───── DATASET CONTENT
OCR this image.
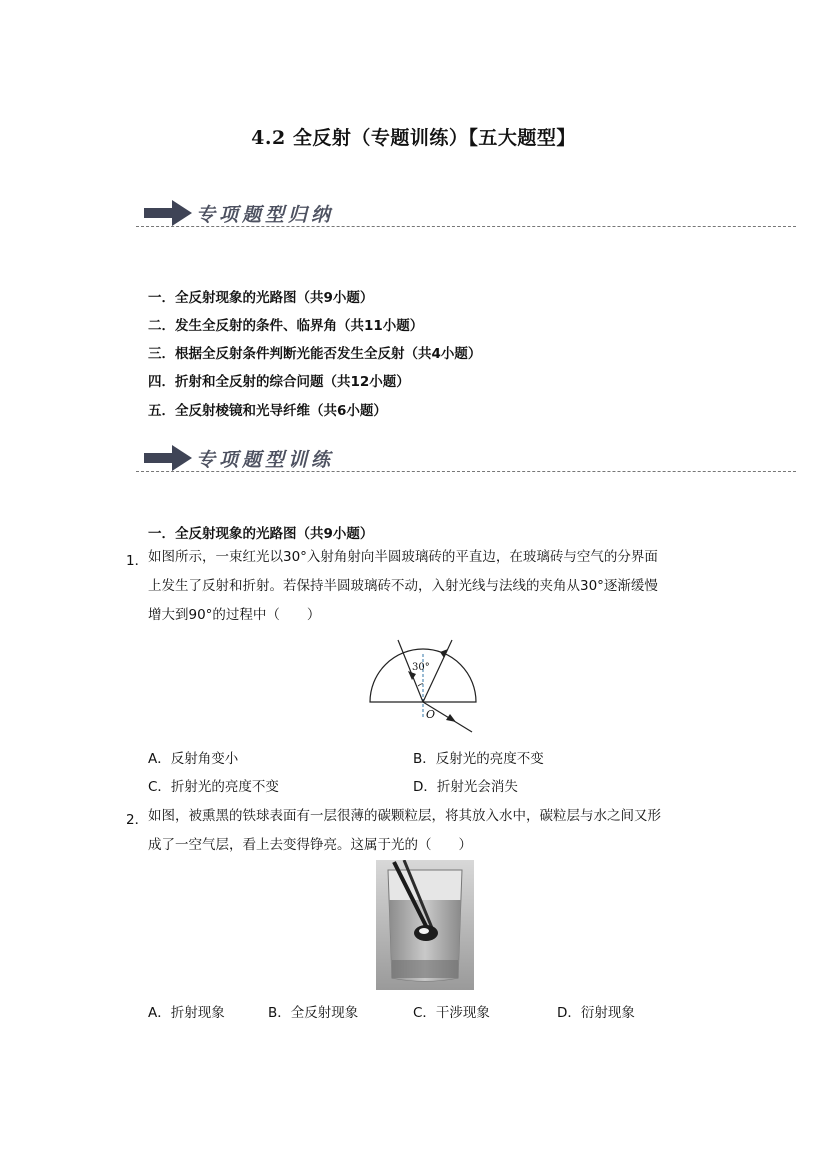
4.2 全反射（专题训练）【五大题型】
专项题型归纳
一．全反射现象的光路图（共9小题）
二．发生全反射的条件、临界角（共11小题）
三．根据全反射条件判断光能否发生全反射（共4小题）
四．折射和全反射的综合问题（共12小题）
五．全反射棱镜和光导纤维（共6小题）
专项题型训练
一．全反射现象的光路图（共9小题）
1． 如图所示，一束红光以30°入射角射向半圆玻璃砖的平直边，在玻璃砖与空气的分界面
上发生了反射和折射。若保持半圆玻璃砖不动，入射光线与法线的夹角从30°逐渐缓慢
增大到90°的过程中（　　）
30°
O
A．反射角变小	B．反射光的亮度不变
C．折射光的亮度不变	D．折射光会消失
2． 如图，被熏黑的铁球表面有一层很薄的碳颗粒层，将其放入水中，碳粒层与水之间又形
成了一空气层，看上去变得铮亮。这属于光的（　　）
A．折射现象	B．全反射现象	C．干涉现象	D．衍射现象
──────────
== GIVEN PROBLEM ==
Without the pictures, write out all of the material exactly.

== OUTPUT OF THE EXERCISE ==
OCR this image.
4.2 全反射（专题训练）【五大题型】
专项题型归纳
一．全反射现象的光路图（共9小题）
二．发生全反射的条件、临界角（共11小题）
三．根据全反射条件判断光能否发生全反射（共4小题）
四．折射和全反射的综合问题（共12小题）
五．全反射棱镜和光导纤维（共6小题）
专项题型训练
一．全反射现象的光路图（共9小题）
1． 如图所示，一束红光以30°入射角射向半圆玻璃砖的平直边，在玻璃砖与空气的分界面
上发生了反射和折射。若保持半圆玻璃砖不动，入射光线与法线的夹角从30°逐渐缓慢
增大到90°的过程中（　　）
30°
O
A．反射角变小	B．反射光的亮度不变
C．折射光的亮度不变	D．折射光会消失
2． 如图，被熏黑的铁球表面有一层很薄的碳颗粒层，将其放入水中，碳粒层与水之间又形
成了一空气层，看上去变得铮亮。这属于光的（　　）
A．折射现象	B．全反射现象	C．干涉现象	D．衍射现象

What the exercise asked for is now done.